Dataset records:

● ● ● ● ● ● ●

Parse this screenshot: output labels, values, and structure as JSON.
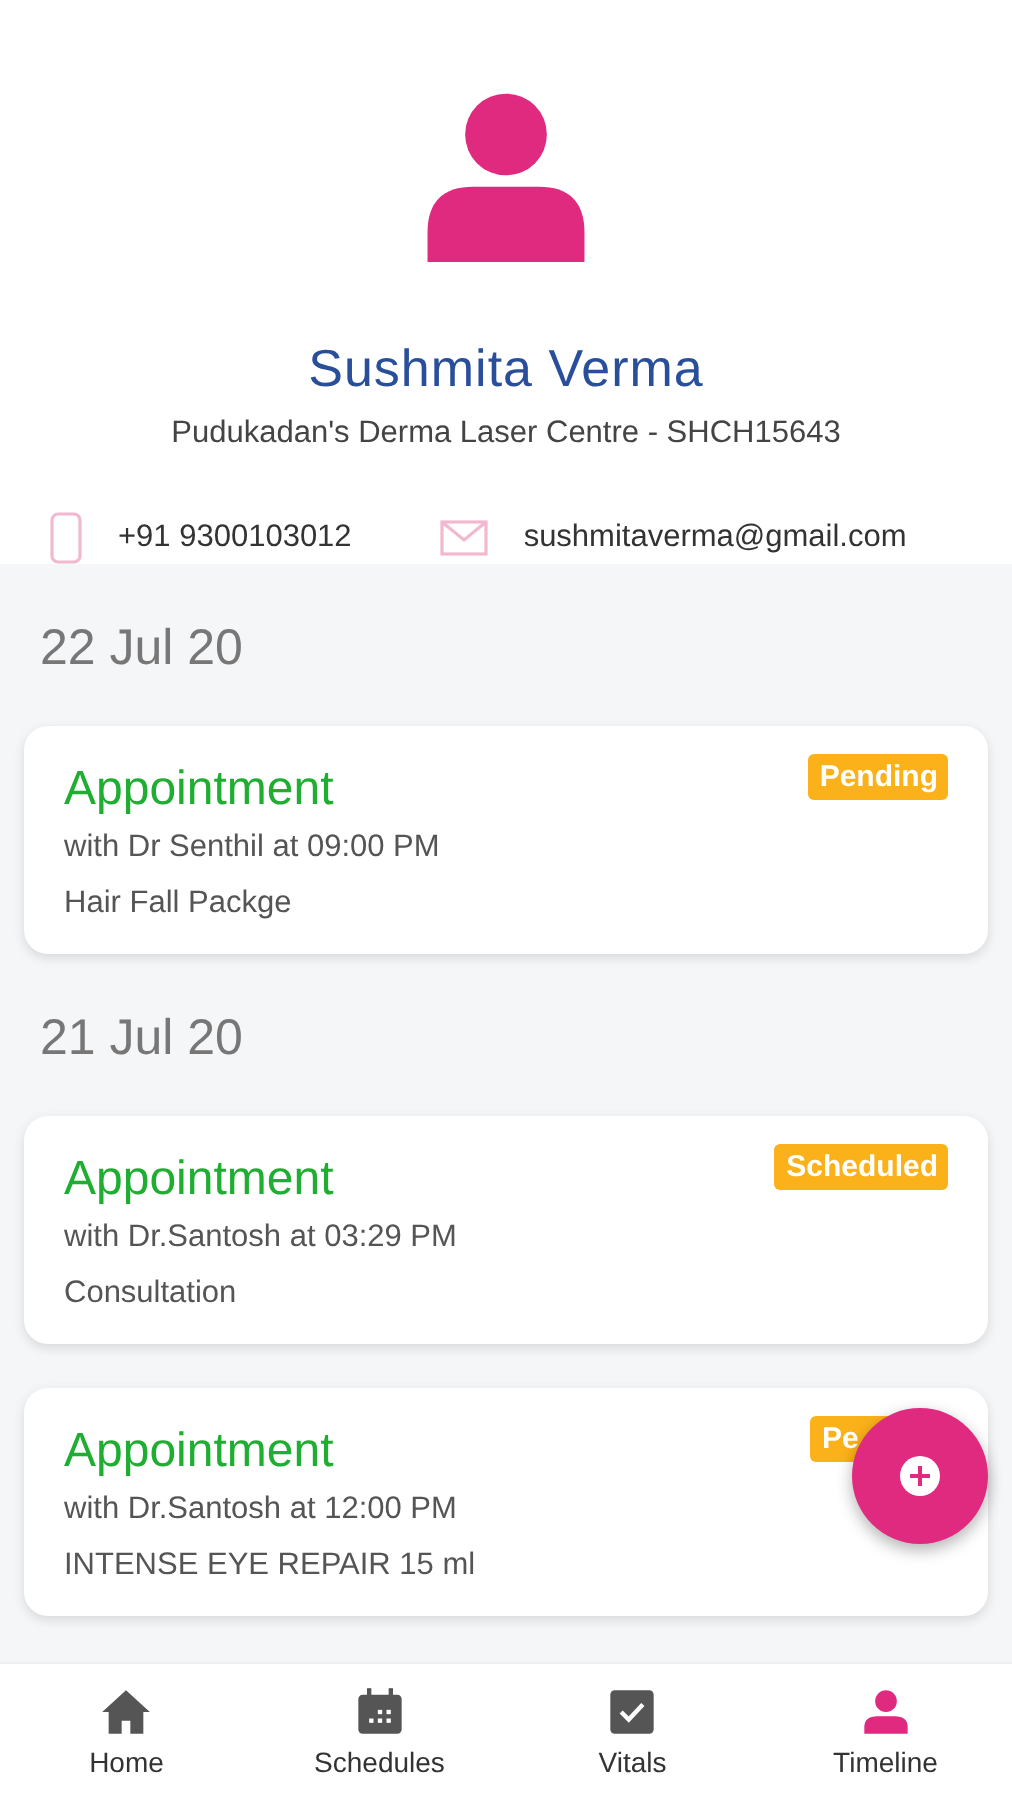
{
  "profile": {
    "name": "Sushmita Verma",
    "clinic": "Pudukadan's Derma Laser Centre - SHCH15643",
    "phone": "+91 9300103012",
    "email": "sushmitaverma@gmail.com"
  },
  "groups": [
    {
      "date": "22 Jul 20",
      "entries": [
        {
          "title": "Appointment",
          "detail": "with Dr Senthil at 09:00 PM",
          "note": "Hair Fall Packge",
          "status": "Pending"
        }
      ]
    },
    {
      "date": "21 Jul 20",
      "entries": [
        {
          "title": "Appointment",
          "detail": "with Dr.Santosh at 03:29 PM",
          "note": "Consultation",
          "status": "Scheduled"
        },
        {
          "title": "Appointment",
          "detail": "with Dr.Santosh at 12:00 PM",
          "note": "INTENSE EYE REPAIR 15 ml",
          "status": "Pe"
        }
      ]
    }
  ],
  "nav": [
    {
      "label": "Home",
      "kind": "home",
      "selected": false
    },
    {
      "label": "Schedules",
      "kind": "calendar",
      "selected": false
    },
    {
      "label": "Vitals",
      "kind": "check",
      "selected": false
    },
    {
      "label": "Timeline",
      "kind": "person",
      "selected": true
    }
  ]
}
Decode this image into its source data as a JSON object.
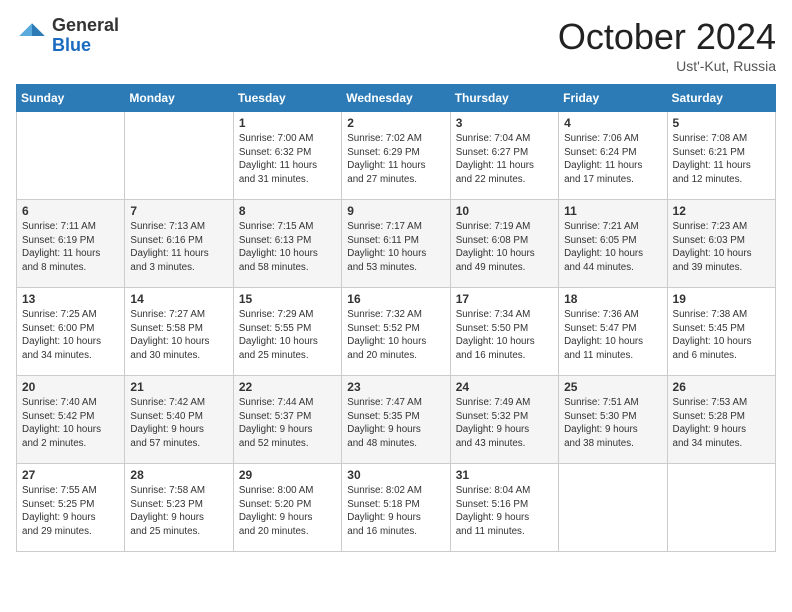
{
  "header": {
    "logo_line1": "General",
    "logo_line2": "Blue",
    "month_year": "October 2024",
    "location": "Ust'-Kut, Russia"
  },
  "weekdays": [
    "Sunday",
    "Monday",
    "Tuesday",
    "Wednesday",
    "Thursday",
    "Friday",
    "Saturday"
  ],
  "weeks": [
    [
      {
        "day": "",
        "info": ""
      },
      {
        "day": "",
        "info": ""
      },
      {
        "day": "1",
        "info": "Sunrise: 7:00 AM\nSunset: 6:32 PM\nDaylight: 11 hours\nand 31 minutes."
      },
      {
        "day": "2",
        "info": "Sunrise: 7:02 AM\nSunset: 6:29 PM\nDaylight: 11 hours\nand 27 minutes."
      },
      {
        "day": "3",
        "info": "Sunrise: 7:04 AM\nSunset: 6:27 PM\nDaylight: 11 hours\nand 22 minutes."
      },
      {
        "day": "4",
        "info": "Sunrise: 7:06 AM\nSunset: 6:24 PM\nDaylight: 11 hours\nand 17 minutes."
      },
      {
        "day": "5",
        "info": "Sunrise: 7:08 AM\nSunset: 6:21 PM\nDaylight: 11 hours\nand 12 minutes."
      }
    ],
    [
      {
        "day": "6",
        "info": "Sunrise: 7:11 AM\nSunset: 6:19 PM\nDaylight: 11 hours\nand 8 minutes."
      },
      {
        "day": "7",
        "info": "Sunrise: 7:13 AM\nSunset: 6:16 PM\nDaylight: 11 hours\nand 3 minutes."
      },
      {
        "day": "8",
        "info": "Sunrise: 7:15 AM\nSunset: 6:13 PM\nDaylight: 10 hours\nand 58 minutes."
      },
      {
        "day": "9",
        "info": "Sunrise: 7:17 AM\nSunset: 6:11 PM\nDaylight: 10 hours\nand 53 minutes."
      },
      {
        "day": "10",
        "info": "Sunrise: 7:19 AM\nSunset: 6:08 PM\nDaylight: 10 hours\nand 49 minutes."
      },
      {
        "day": "11",
        "info": "Sunrise: 7:21 AM\nSunset: 6:05 PM\nDaylight: 10 hours\nand 44 minutes."
      },
      {
        "day": "12",
        "info": "Sunrise: 7:23 AM\nSunset: 6:03 PM\nDaylight: 10 hours\nand 39 minutes."
      }
    ],
    [
      {
        "day": "13",
        "info": "Sunrise: 7:25 AM\nSunset: 6:00 PM\nDaylight: 10 hours\nand 34 minutes."
      },
      {
        "day": "14",
        "info": "Sunrise: 7:27 AM\nSunset: 5:58 PM\nDaylight: 10 hours\nand 30 minutes."
      },
      {
        "day": "15",
        "info": "Sunrise: 7:29 AM\nSunset: 5:55 PM\nDaylight: 10 hours\nand 25 minutes."
      },
      {
        "day": "16",
        "info": "Sunrise: 7:32 AM\nSunset: 5:52 PM\nDaylight: 10 hours\nand 20 minutes."
      },
      {
        "day": "17",
        "info": "Sunrise: 7:34 AM\nSunset: 5:50 PM\nDaylight: 10 hours\nand 16 minutes."
      },
      {
        "day": "18",
        "info": "Sunrise: 7:36 AM\nSunset: 5:47 PM\nDaylight: 10 hours\nand 11 minutes."
      },
      {
        "day": "19",
        "info": "Sunrise: 7:38 AM\nSunset: 5:45 PM\nDaylight: 10 hours\nand 6 minutes."
      }
    ],
    [
      {
        "day": "20",
        "info": "Sunrise: 7:40 AM\nSunset: 5:42 PM\nDaylight: 10 hours\nand 2 minutes."
      },
      {
        "day": "21",
        "info": "Sunrise: 7:42 AM\nSunset: 5:40 PM\nDaylight: 9 hours\nand 57 minutes."
      },
      {
        "day": "22",
        "info": "Sunrise: 7:44 AM\nSunset: 5:37 PM\nDaylight: 9 hours\nand 52 minutes."
      },
      {
        "day": "23",
        "info": "Sunrise: 7:47 AM\nSunset: 5:35 PM\nDaylight: 9 hours\nand 48 minutes."
      },
      {
        "day": "24",
        "info": "Sunrise: 7:49 AM\nSunset: 5:32 PM\nDaylight: 9 hours\nand 43 minutes."
      },
      {
        "day": "25",
        "info": "Sunrise: 7:51 AM\nSunset: 5:30 PM\nDaylight: 9 hours\nand 38 minutes."
      },
      {
        "day": "26",
        "info": "Sunrise: 7:53 AM\nSunset: 5:28 PM\nDaylight: 9 hours\nand 34 minutes."
      }
    ],
    [
      {
        "day": "27",
        "info": "Sunrise: 7:55 AM\nSunset: 5:25 PM\nDaylight: 9 hours\nand 29 minutes."
      },
      {
        "day": "28",
        "info": "Sunrise: 7:58 AM\nSunset: 5:23 PM\nDaylight: 9 hours\nand 25 minutes."
      },
      {
        "day": "29",
        "info": "Sunrise: 8:00 AM\nSunset: 5:20 PM\nDaylight: 9 hours\nand 20 minutes."
      },
      {
        "day": "30",
        "info": "Sunrise: 8:02 AM\nSunset: 5:18 PM\nDaylight: 9 hours\nand 16 minutes."
      },
      {
        "day": "31",
        "info": "Sunrise: 8:04 AM\nSunset: 5:16 PM\nDaylight: 9 hours\nand 11 minutes."
      },
      {
        "day": "",
        "info": ""
      },
      {
        "day": "",
        "info": ""
      }
    ]
  ]
}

● ● ● ● ● ● ●

§ **EXERCISE DIRECTIONS**
All the material shown above is to be copied exactly, with no pictures carried over.

§ **RESULT OF THIS EXERCISE**
Parse this screenshot: output labels, values, and structure as JSON.
{
  "profile": {
    "name": "Sushmita Verma",
    "clinic": "Pudukadan's Derma Laser Centre - SHCH15643",
    "phone": "+91 9300103012",
    "email": "sushmitaverma@gmail.com"
  },
  "groups": [
    {
      "date": "22 Jul 20",
      "entries": [
        {
          "title": "Appointment",
          "detail": "with Dr Senthil at 09:00 PM",
          "note": "Hair Fall Packge",
          "status": "Pending"
        }
      ]
    },
    {
      "date": "21 Jul 20",
      "entries": [
        {
          "title": "Appointment",
          "detail": "with Dr.Santosh at 03:29 PM",
          "note": "Consultation",
          "status": "Scheduled"
        },
        {
          "title": "Appointment",
          "detail": "with Dr.Santosh at 12:00 PM",
          "note": "INTENSE EYE REPAIR 15 ml",
          "status": "Pe"
        }
      ]
    }
  ],
  "nav": [
    {
      "label": "Home",
      "kind": "home",
      "selected": false
    },
    {
      "label": "Schedules",
      "kind": "calendar",
      "selected": false
    },
    {
      "label": "Vitals",
      "kind": "check",
      "selected": false
    },
    {
      "label": "Timeline",
      "kind": "person",
      "selected": true
    }
  ]
}
Decode this image into its source data as a JSON object.
{
  "header": {
    "logo_line1": "General",
    "logo_line2": "Blue",
    "month_year": "October 2024",
    "location": "Ust'-Kut, Russia"
  },
  "weekdays": [
    "Sunday",
    "Monday",
    "Tuesday",
    "Wednesday",
    "Thursday",
    "Friday",
    "Saturday"
  ],
  "weeks": [
    [
      {
        "day": "",
        "info": ""
      },
      {
        "day": "",
        "info": ""
      },
      {
        "day": "1",
        "info": "Sunrise: 7:00 AM\nSunset: 6:32 PM\nDaylight: 11 hours\nand 31 minutes."
      },
      {
        "day": "2",
        "info": "Sunrise: 7:02 AM\nSunset: 6:29 PM\nDaylight: 11 hours\nand 27 minutes."
      },
      {
        "day": "3",
        "info": "Sunrise: 7:04 AM\nSunset: 6:27 PM\nDaylight: 11 hours\nand 22 minutes."
      },
      {
        "day": "4",
        "info": "Sunrise: 7:06 AM\nSunset: 6:24 PM\nDaylight: 11 hours\nand 17 minutes."
      },
      {
        "day": "5",
        "info": "Sunrise: 7:08 AM\nSunset: 6:21 PM\nDaylight: 11 hours\nand 12 minutes."
      }
    ],
    [
      {
        "day": "6",
        "info": "Sunrise: 7:11 AM\nSunset: 6:19 PM\nDaylight: 11 hours\nand 8 minutes."
      },
      {
        "day": "7",
        "info": "Sunrise: 7:13 AM\nSunset: 6:16 PM\nDaylight: 11 hours\nand 3 minutes."
      },
      {
        "day": "8",
        "info": "Sunrise: 7:15 AM\nSunset: 6:13 PM\nDaylight: 10 hours\nand 58 minutes."
      },
      {
        "day": "9",
        "info": "Sunrise: 7:17 AM\nSunset: 6:11 PM\nDaylight: 10 hours\nand 53 minutes."
      },
      {
        "day": "10",
        "info": "Sunrise: 7:19 AM\nSunset: 6:08 PM\nDaylight: 10 hours\nand 49 minutes."
      },
      {
        "day": "11",
        "info": "Sunrise: 7:21 AM\nSunset: 6:05 PM\nDaylight: 10 hours\nand 44 minutes."
      },
      {
        "day": "12",
        "info": "Sunrise: 7:23 AM\nSunset: 6:03 PM\nDaylight: 10 hours\nand 39 minutes."
      }
    ],
    [
      {
        "day": "13",
        "info": "Sunrise: 7:25 AM\nSunset: 6:00 PM\nDaylight: 10 hours\nand 34 minutes."
      },
      {
        "day": "14",
        "info": "Sunrise: 7:27 AM\nSunset: 5:58 PM\nDaylight: 10 hours\nand 30 minutes."
      },
      {
        "day": "15",
        "info": "Sunrise: 7:29 AM\nSunset: 5:55 PM\nDaylight: 10 hours\nand 25 minutes."
      },
      {
        "day": "16",
        "info": "Sunrise: 7:32 AM\nSunset: 5:52 PM\nDaylight: 10 hours\nand 20 minutes."
      },
      {
        "day": "17",
        "info": "Sunrise: 7:34 AM\nSunset: 5:50 PM\nDaylight: 10 hours\nand 16 minutes."
      },
      {
        "day": "18",
        "info": "Sunrise: 7:36 AM\nSunset: 5:47 PM\nDaylight: 10 hours\nand 11 minutes."
      },
      {
        "day": "19",
        "info": "Sunrise: 7:38 AM\nSunset: 5:45 PM\nDaylight: 10 hours\nand 6 minutes."
      }
    ],
    [
      {
        "day": "20",
        "info": "Sunrise: 7:40 AM\nSunset: 5:42 PM\nDaylight: 10 hours\nand 2 minutes."
      },
      {
        "day": "21",
        "info": "Sunrise: 7:42 AM\nSunset: 5:40 PM\nDaylight: 9 hours\nand 57 minutes."
      },
      {
        "day": "22",
        "info": "Sunrise: 7:44 AM\nSunset: 5:37 PM\nDaylight: 9 hours\nand 52 minutes."
      },
      {
        "day": "23",
        "info": "Sunrise: 7:47 AM\nSunset: 5:35 PM\nDaylight: 9 hours\nand 48 minutes."
      },
      {
        "day": "24",
        "info": "Sunrise: 7:49 AM\nSunset: 5:32 PM\nDaylight: 9 hours\nand 43 minutes."
      },
      {
        "day": "25",
        "info": "Sunrise: 7:51 AM\nSunset: 5:30 PM\nDaylight: 9 hours\nand 38 minutes."
      },
      {
        "day": "26",
        "info": "Sunrise: 7:53 AM\nSunset: 5:28 PM\nDaylight: 9 hours\nand 34 minutes."
      }
    ],
    [
      {
        "day": "27",
        "info": "Sunrise: 7:55 AM\nSunset: 5:25 PM\nDaylight: 9 hours\nand 29 minutes."
      },
      {
        "day": "28",
        "info": "Sunrise: 7:58 AM\nSunset: 5:23 PM\nDaylight: 9 hours\nand 25 minutes."
      },
      {
        "day": "29",
        "info": "Sunrise: 8:00 AM\nSunset: 5:20 PM\nDaylight: 9 hours\nand 20 minutes."
      },
      {
        "day": "30",
        "info": "Sunrise: 8:02 AM\nSunset: 5:18 PM\nDaylight: 9 hours\nand 16 minutes."
      },
      {
        "day": "31",
        "info": "Sunrise: 8:04 AM\nSunset: 5:16 PM\nDaylight: 9 hours\nand 11 minutes."
      },
      {
        "day": "",
        "info": ""
      },
      {
        "day": "",
        "info": ""
      }
    ]
  ]
}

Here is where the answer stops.